* _Raw records_:
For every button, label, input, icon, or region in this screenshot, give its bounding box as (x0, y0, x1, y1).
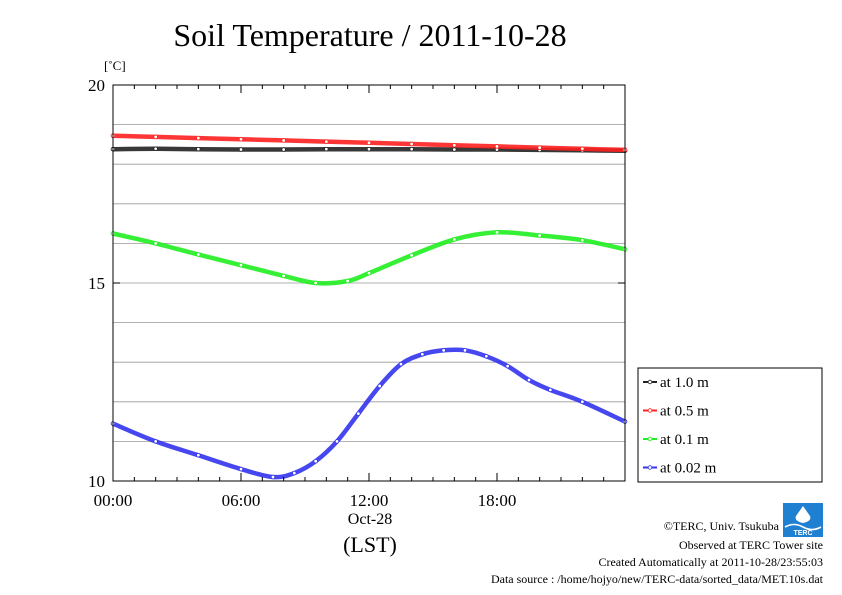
data-point (345, 278, 350, 284)
credit-created: Created Automatically at 2011-10-28/23:5… (598, 555, 823, 569)
x-axis-label: (LST) (343, 532, 397, 557)
data-point (580, 146, 585, 151)
data-point (580, 238, 585, 243)
data-point (494, 144, 500, 149)
legend-marker (647, 465, 653, 470)
data-point (313, 459, 318, 464)
terc-logo-text: TERC (793, 530, 812, 537)
data-point (420, 352, 425, 357)
data-point (270, 474, 276, 480)
data-point (196, 146, 201, 152)
legend-box (637, 367, 823, 483)
data-point (324, 139, 329, 144)
data-point (452, 147, 457, 152)
chart-title: Soil Temperature / 2011-10-28 (173, 17, 566, 53)
date-label: Oct-28 (348, 511, 392, 528)
axis-ticks: 10 15 20 00:00 06:00 12:00 18:00 (88, 76, 625, 510)
data-point (281, 147, 286, 152)
data-point (153, 241, 158, 246)
legend-marker (647, 408, 653, 413)
data-point (452, 237, 457, 242)
series-group (110, 133, 628, 480)
data-point (526, 377, 532, 383)
data-point (409, 141, 414, 147)
data-point (238, 466, 244, 472)
data-point (398, 361, 404, 367)
data-point (462, 348, 468, 353)
data-point (366, 140, 372, 146)
y-tick-label: 20 (88, 76, 105, 95)
wave-icon (784, 523, 822, 531)
data-point (334, 439, 340, 444)
data-point (281, 273, 286, 279)
data-point (196, 135, 201, 141)
data-point (409, 253, 414, 258)
data-point (484, 354, 489, 359)
legend-label: at 1.0 m (660, 375, 709, 391)
legend-label: at 0.5 m (660, 404, 709, 420)
x-tick-label: 18:00 (478, 491, 517, 510)
credit-data-source: Data source : /home/hojyo/new/TERC-data/… (491, 572, 824, 586)
legend-label: at 0.1 m (660, 432, 709, 448)
data-point (452, 142, 457, 148)
data-point (356, 411, 361, 416)
data-point (494, 230, 500, 235)
data-point (153, 146, 158, 151)
data-point (366, 270, 372, 276)
series-line (110, 229, 628, 286)
data-point (313, 280, 318, 286)
x-tick-label: 06:00 (222, 491, 261, 510)
y-tick-label: 15 (88, 274, 105, 293)
x-tick-label: 00:00 (94, 491, 133, 510)
data-point (281, 138, 286, 143)
x-tick-label: 12:00 (350, 491, 389, 510)
data-point (238, 262, 244, 268)
data-point (441, 348, 446, 353)
data-point (505, 363, 510, 369)
data-point (537, 145, 542, 150)
credit-copyright: ©TERC, Univ. Tsukuba (664, 519, 780, 533)
legend-marker (647, 379, 653, 385)
data-point (238, 137, 244, 142)
legend-marker (647, 436, 653, 442)
data-point (196, 453, 201, 458)
y-tick-label: 10 (88, 472, 105, 491)
data-point (238, 147, 244, 152)
data-point (377, 383, 382, 389)
data-point (292, 470, 297, 476)
water-drop-icon (795, 506, 811, 523)
data-point (548, 387, 553, 393)
data-point (580, 399, 585, 404)
data-point (409, 146, 414, 152)
legend-label: at 0.02 m (660, 461, 717, 477)
legend: at 1.0 m at 0.5 m at 0.1 m at 0.02 m (637, 367, 823, 483)
data-point (324, 146, 329, 152)
credit-site: Observed at TERC Tower site (679, 538, 823, 552)
data-point (537, 233, 542, 238)
y-axis-unit-label: [˚C] (104, 58, 126, 73)
terc-logo: TERC (783, 503, 823, 537)
data-point (366, 146, 372, 152)
data-point (153, 134, 158, 140)
data-point (196, 252, 201, 257)
data-point (153, 439, 158, 444)
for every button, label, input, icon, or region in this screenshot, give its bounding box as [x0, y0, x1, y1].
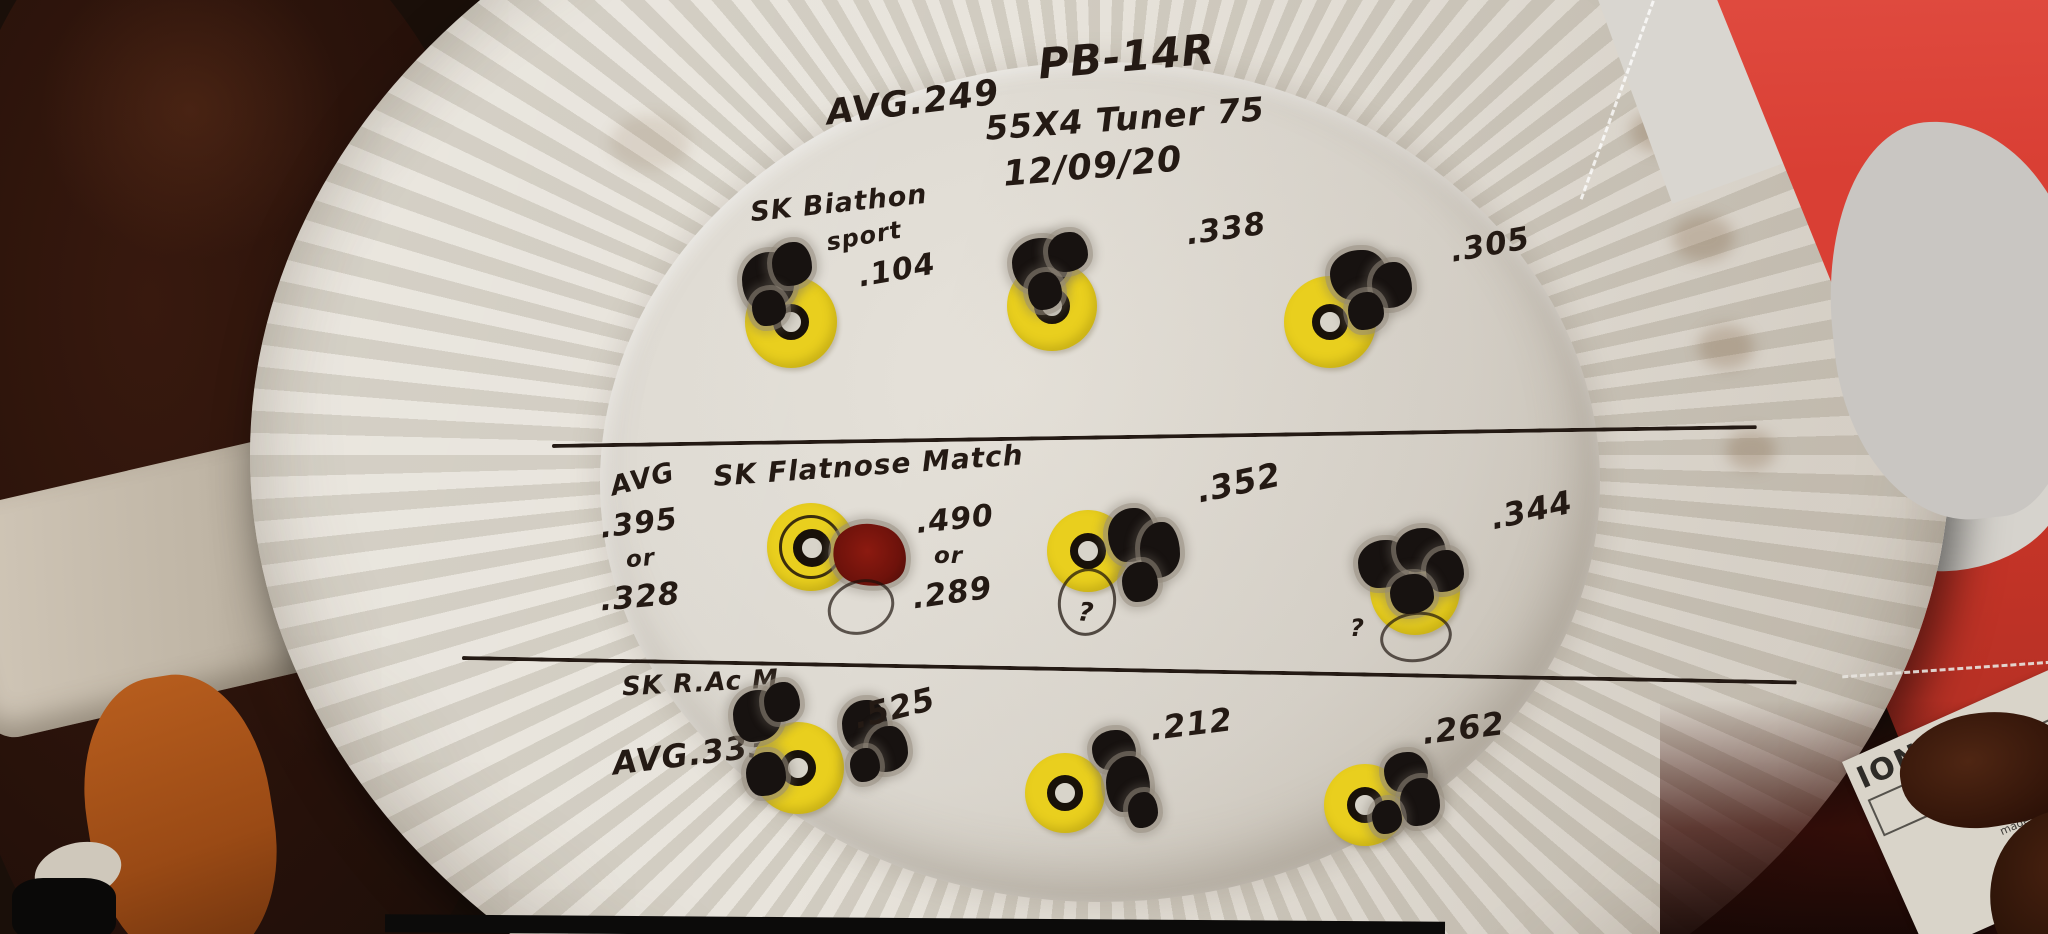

* _Problem description_: Rewrite the data above, replacing "legend-label" with "key-label" wherever it occurs and changing nothing else. Omit the pictures from your answer.

* _Output_:
For every button, label, input, icon, or region in this screenshot, give its bounding box as (x0, y0, x1, y1).
data-point (345, 278, 350, 284)
credit-created: Created Automatically at 2011-10-28/23:5… (598, 555, 823, 569)
x-axis-label: (LST) (343, 532, 397, 557)
data-point (580, 146, 585, 151)
data-point (580, 238, 585, 243)
data-point (494, 144, 500, 149)
legend-marker (647, 465, 653, 470)
data-point (313, 459, 318, 464)
terc-logo-text: TERC (793, 530, 812, 537)
data-point (420, 352, 425, 357)
data-point (270, 474, 276, 480)
data-point (196, 146, 201, 152)
legend-box (637, 367, 823, 483)
data-point (324, 139, 329, 144)
data-point (452, 147, 457, 152)
chart-title: Soil Temperature / 2011-10-28 (173, 17, 566, 53)
date-label: Oct-28 (348, 511, 392, 528)
axis-ticks: 10 15 20 00:00 06:00 12:00 18:00 (88, 76, 625, 510)
data-point (281, 147, 286, 152)
data-point (153, 241, 158, 246)
legend-marker (647, 408, 653, 413)
data-point (452, 237, 457, 242)
series-group (110, 133, 628, 480)
data-point (526, 377, 532, 383)
data-point (409, 141, 414, 147)
data-point (238, 466, 244, 472)
data-point (398, 361, 404, 367)
data-point (462, 348, 468, 353)
data-point (366, 140, 372, 146)
y-tick-label: 20 (88, 76, 105, 95)
wave-icon (784, 523, 822, 531)
data-point (334, 439, 340, 444)
data-point (281, 273, 286, 279)
data-point (196, 135, 201, 141)
data-point (409, 253, 414, 258)
data-point (484, 354, 489, 359)
key-label: at 1.0 m (660, 375, 709, 391)
key-label: at 0.5 m (660, 404, 709, 420)
x-tick-label: 18:00 (478, 491, 517, 510)
credit-data-source: Data source : /home/hojyo/new/TERC-data/… (491, 572, 824, 586)
key-label: at 0.1 m (660, 432, 709, 448)
data-point (452, 142, 457, 148)
data-point (356, 411, 361, 416)
data-point (494, 230, 500, 235)
data-point (153, 146, 158, 151)
data-point (366, 270, 372, 276)
series-line (110, 229, 628, 286)
data-point (313, 280, 318, 286)
x-tick-label: 06:00 (222, 491, 261, 510)
y-tick-label: 15 (88, 274, 105, 293)
x-tick-label: 00:00 (94, 491, 133, 510)
data-point (281, 138, 286, 143)
x-tick-label: 12:00 (350, 491, 389, 510)
data-point (238, 262, 244, 268)
data-point (441, 348, 446, 353)
data-point (505, 363, 510, 369)
data-point (537, 145, 542, 150)
credit-copyright: ©TERC, Univ. Tsukuba (664, 519, 780, 533)
legend-marker (647, 379, 653, 385)
data-point (238, 137, 244, 142)
legend-marker (647, 436, 653, 442)
data-point (196, 453, 201, 458)
y-tick-label: 10 (88, 472, 105, 491)
data-point (238, 147, 244, 152)
data-point (377, 383, 382, 389)
data-point (292, 470, 297, 476)
water-drop-icon (795, 506, 811, 523)
data-point (548, 387, 553, 393)
data-point (580, 399, 585, 404)
data-point (409, 146, 414, 152)
key-label: at 0.02 m (660, 461, 717, 477)
legend: at 1.0 m at 0.5 m at 0.1 m at 0.02 m (637, 367, 823, 483)
data-point (324, 146, 329, 152)
credit-site: Observed at TERC Tower site (679, 538, 823, 552)
data-point (537, 233, 542, 238)
y-axis-unit-label: [˚C] (104, 58, 126, 73)
terc-logo: TERC (783, 503, 823, 537)
data-point (366, 146, 372, 152)
data-point (153, 134, 158, 140)
data-point (196, 252, 201, 257)
data-point (153, 439, 158, 444)
for every button, label, input, icon, or region in this screenshot, give its bounding box as [x0, y0, x1, y1].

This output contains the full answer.